* **Problem**: Note each line of the listing that contains the string "Accuracy", and copy it.

* **Raw data**:
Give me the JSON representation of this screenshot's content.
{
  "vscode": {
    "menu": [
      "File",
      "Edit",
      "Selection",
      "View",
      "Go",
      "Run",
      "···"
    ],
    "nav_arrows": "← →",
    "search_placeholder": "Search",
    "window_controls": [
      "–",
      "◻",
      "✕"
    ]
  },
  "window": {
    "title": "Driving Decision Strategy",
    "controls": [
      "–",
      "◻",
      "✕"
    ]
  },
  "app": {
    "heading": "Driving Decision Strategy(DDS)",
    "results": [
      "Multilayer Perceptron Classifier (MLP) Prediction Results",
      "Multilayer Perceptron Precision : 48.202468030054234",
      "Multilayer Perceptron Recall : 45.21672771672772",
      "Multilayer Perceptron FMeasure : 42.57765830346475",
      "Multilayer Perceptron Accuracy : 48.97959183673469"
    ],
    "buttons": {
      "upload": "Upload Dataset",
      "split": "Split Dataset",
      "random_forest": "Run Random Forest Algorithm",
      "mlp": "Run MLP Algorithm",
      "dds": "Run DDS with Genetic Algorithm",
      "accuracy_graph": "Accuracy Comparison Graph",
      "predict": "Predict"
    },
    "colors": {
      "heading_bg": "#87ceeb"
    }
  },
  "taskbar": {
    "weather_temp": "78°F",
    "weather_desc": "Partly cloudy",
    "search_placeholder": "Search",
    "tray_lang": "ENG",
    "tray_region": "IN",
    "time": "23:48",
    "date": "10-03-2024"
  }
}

* **Solution**:
      "Multilayer Perceptron Accuracy : 48.97959183673469"
      "accuracy_graph": "Accuracy Comparison Graph",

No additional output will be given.